— Given data —
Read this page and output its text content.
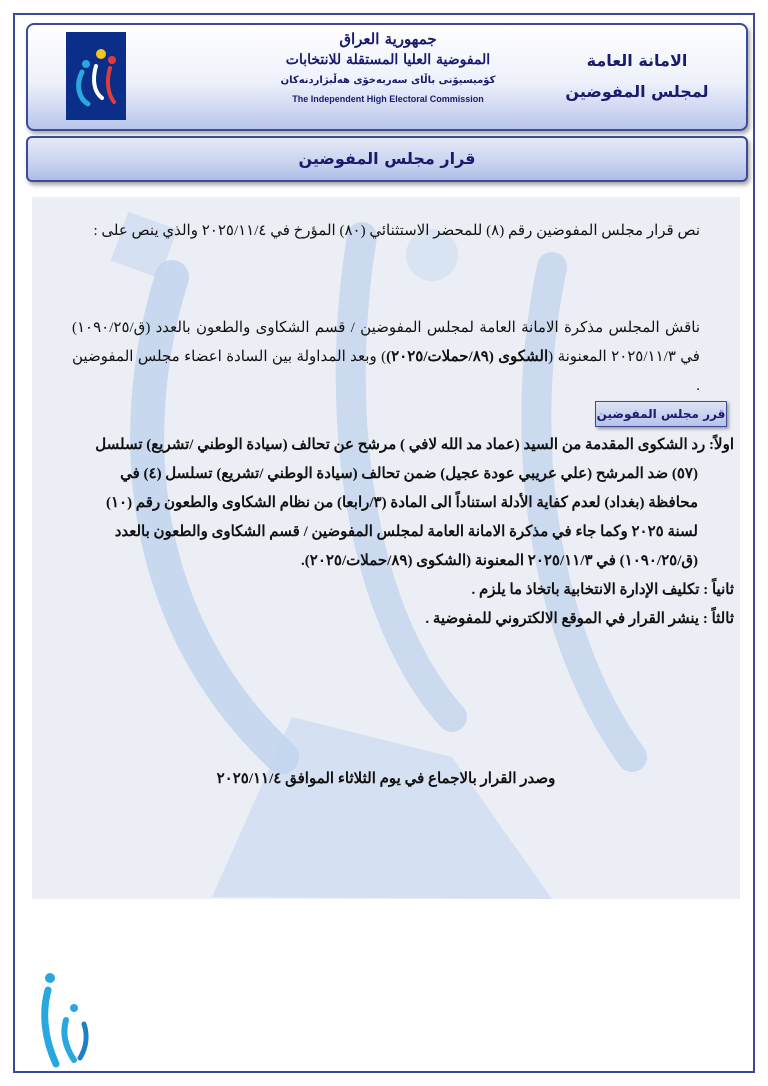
جمهورية العراق
المفوضية العليا المستقلة للانتخابات
کۆمیسیۆنی باڵای سەربەخۆی هەڵبژاردنەکان
The Independent High Electoral Commission
الامانة العامة
لمجلس المفوضين
قرار مجلس المفوضين
نص قرار مجلس المفوضين رقم (٨) للمحضر الاستثنائي (٨٠) المؤرخ في ٢٠٢٥/١١/٤ والذي ينص على :
ناقش المجلس مذكرة الامانة العامة لمجلس المفوضين / قسم الشكاوى والطعون بالعدد (ق/١٠٩٠/٢٥) في ٢٠٢٥/١١/٣ المعنونة (الشكوى (٨٩/حملات/٢٠٢٥)) وبعد المداولة بين السادة اعضاء مجلس المفوضين .
قرر مجلس المفوضين
اولاً: رد الشكوى المقدمة من السيد (عماد مد الله لافي ) مرشح عن تحالف (سيادة الوطني /تشريع) تسلسل
(٥٧) ضد المرشح (علي عريبي عودة عجيل) ضمن تحالف (سيادة الوطني /تشريع) تسلسل (٤) في
محافظة (بغداد) لعدم كفاية الأدلة استناداً الى المادة (٣/رابعا) من نظام الشكاوى والطعون رقم (١٠)
لسنة ٢٠٢٥ وكما جاء في مذكرة الامانة العامة لمجلس المفوضين / قسم الشكاوى والطعون بالعدد
(ق/١٠٩٠/٢٥) في ٢٠٢٥/١١/٣ المعنونة (الشكوى (٨٩/حملات/٢٠٢٥).
ثانياً : تكليف الإدارة الانتخابية باتخاذ ما يلزم .
ثالثاً : ينشر القرار في الموقع الالكتروني للمفوضية .
وصدر القرار بالاجماع في يوم الثلاثاء الموافق ٢٠٢٥/١١/٤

— What is being asked —
Retype every entry verbatim and exclude the pictures from the copy.

— Solution to the exercise —
Read this page and output its text content.
جمهورية العراق
المفوضية العليا المستقلة للانتخابات
کۆمیسیۆنی باڵای سەربەخۆی هەڵبژاردنەکان
The Independent High Electoral Commission
الامانة العامة
لمجلس المفوضين
قرار مجلس المفوضين
نص قرار مجلس المفوضين رقم (٨) للمحضر الاستثنائي (٨٠) المؤرخ في ٢٠٢٥/١١/٤ والذي ينص على :
ناقش المجلس مذكرة الامانة العامة لمجلس المفوضين / قسم الشكاوى والطعون بالعدد (ق/١٠٩٠/٢٥) في ٢٠٢٥/١١/٣ المعنونة (الشكوى (٨٩/حملات/٢٠٢٥)) وبعد المداولة بين السادة اعضاء مجلس المفوضين .
قرر مجلس المفوضين
اولاً: رد الشكوى المقدمة من السيد (عماد مد الله لافي ) مرشح عن تحالف (سيادة الوطني /تشريع) تسلسل
(٥٧) ضد المرشح (علي عريبي عودة عجيل) ضمن تحالف (سيادة الوطني /تشريع) تسلسل (٤) في
محافظة (بغداد) لعدم كفاية الأدلة استناداً الى المادة (٣/رابعا) من نظام الشكاوى والطعون رقم (١٠)
لسنة ٢٠٢٥ وكما جاء في مذكرة الامانة العامة لمجلس المفوضين / قسم الشكاوى والطعون بالعدد
(ق/١٠٩٠/٢٥) في ٢٠٢٥/١١/٣ المعنونة (الشكوى (٨٩/حملات/٢٠٢٥).
ثانياً : تكليف الإدارة الانتخابية باتخاذ ما يلزم .
ثالثاً : ينشر القرار في الموقع الالكتروني للمفوضية .
وصدر القرار بالاجماع في يوم الثلاثاء الموافق ٢٠٢٥/١١/٤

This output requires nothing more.